Set problem: Give every line of the material again, exactly as written.

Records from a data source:
.....
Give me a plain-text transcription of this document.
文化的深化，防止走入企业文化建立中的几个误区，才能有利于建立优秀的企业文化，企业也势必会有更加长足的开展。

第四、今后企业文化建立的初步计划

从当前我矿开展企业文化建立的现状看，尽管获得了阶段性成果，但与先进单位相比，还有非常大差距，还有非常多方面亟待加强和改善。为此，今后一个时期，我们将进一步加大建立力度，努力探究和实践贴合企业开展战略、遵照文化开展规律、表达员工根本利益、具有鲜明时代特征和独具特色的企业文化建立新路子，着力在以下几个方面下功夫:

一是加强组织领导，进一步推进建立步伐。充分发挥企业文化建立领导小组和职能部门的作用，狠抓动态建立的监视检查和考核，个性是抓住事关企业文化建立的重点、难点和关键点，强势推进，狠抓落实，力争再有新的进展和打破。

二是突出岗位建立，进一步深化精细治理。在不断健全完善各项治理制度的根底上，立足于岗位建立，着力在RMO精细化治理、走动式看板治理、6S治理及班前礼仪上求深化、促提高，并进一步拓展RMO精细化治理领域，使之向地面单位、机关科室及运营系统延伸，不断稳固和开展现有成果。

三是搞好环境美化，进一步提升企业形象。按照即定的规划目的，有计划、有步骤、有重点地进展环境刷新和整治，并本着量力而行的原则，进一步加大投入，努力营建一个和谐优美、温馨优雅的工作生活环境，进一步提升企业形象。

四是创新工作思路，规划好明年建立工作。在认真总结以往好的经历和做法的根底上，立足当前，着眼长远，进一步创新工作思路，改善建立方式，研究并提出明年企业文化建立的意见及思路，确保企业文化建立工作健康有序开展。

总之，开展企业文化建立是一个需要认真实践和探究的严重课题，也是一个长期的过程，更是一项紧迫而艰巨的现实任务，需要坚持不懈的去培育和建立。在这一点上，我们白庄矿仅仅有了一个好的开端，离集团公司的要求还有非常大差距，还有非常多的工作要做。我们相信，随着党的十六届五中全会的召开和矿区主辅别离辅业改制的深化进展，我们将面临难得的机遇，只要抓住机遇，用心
.....
Written solution:
Give me a plain-text transcription of this document.
文化的深化，防止走入企业文化建立中的几个误区，才能有利于建立优秀的企业文化，企业也势必会有更加长足的开展。

第四、今后企业文化建立的初步计划

从当前我矿开展企业文化建立的现状看，尽管获得了阶段性成果，但与先进单位相比，还有非常大差距，还有非常多方面亟待加强和改善。为此，今后一个时期，我们将进一步加大建立力度，努力探究和实践贴合企业开展战略、遵照文化开展规律、表达员工根本利益、具有鲜明时代特征和独具特色的企业文化建立新路子，着力在以下几个方面下功夫:

一是加强组织领导，进一步推进建立步伐。充分发挥企业文化建立领导小组和职能部门的作用，狠抓动态建立的监视检查和考核，个性是抓住事关企业文化建立的重点、难点和关键点，强势推进，狠抓落实，力争再有新的进展和打破。

二是突出岗位建立，进一步深化精细治理。在不断健全完善各项治理制度的根底上，立足于岗位建立，着力在RMO精细化治理、走动式看板治理、6S治理及班前礼仪上求深化、促提高，并进一步拓展RMO精细化治理领域，使之向地面单位、机关科室及运营系统延伸，不断稳固和开展现有成果。

三是搞好环境美化，进一步提升企业形象。按照即定的规划目的，有计划、有步骤、有重点地进展环境刷新和整治，并本着量力而行的原则，进一步加大投入，努力营建一个和谐优美、温馨优雅的工作生活环境，进一步提升企业形象。

四是创新工作思路，规划好明年建立工作。在认真总结以往好的经历和做法的根底上，立足当前，着眼长远，进一步创新工作思路，改善建立方式，研究并提出明年企业文化建立的意见及思路，确保企业文化建立工作健康有序开展。

总之，开展企业文化建立是一个需要认真实践和探究的严重课题，也是一个长期的过程，更是一项紧迫而艰巨的现实任务，需要坚持不懈的去培育和建立。在这一点上，我们白庄矿仅仅有了一个好的开端，离集团公司的要求还有非常大差距，还有非常多的工作要做。我们相信，随着党的十六届五中全会的召开和矿区主辅别离辅业改制的深化进展，我们将面临难得的机遇，只要抓住机遇，用心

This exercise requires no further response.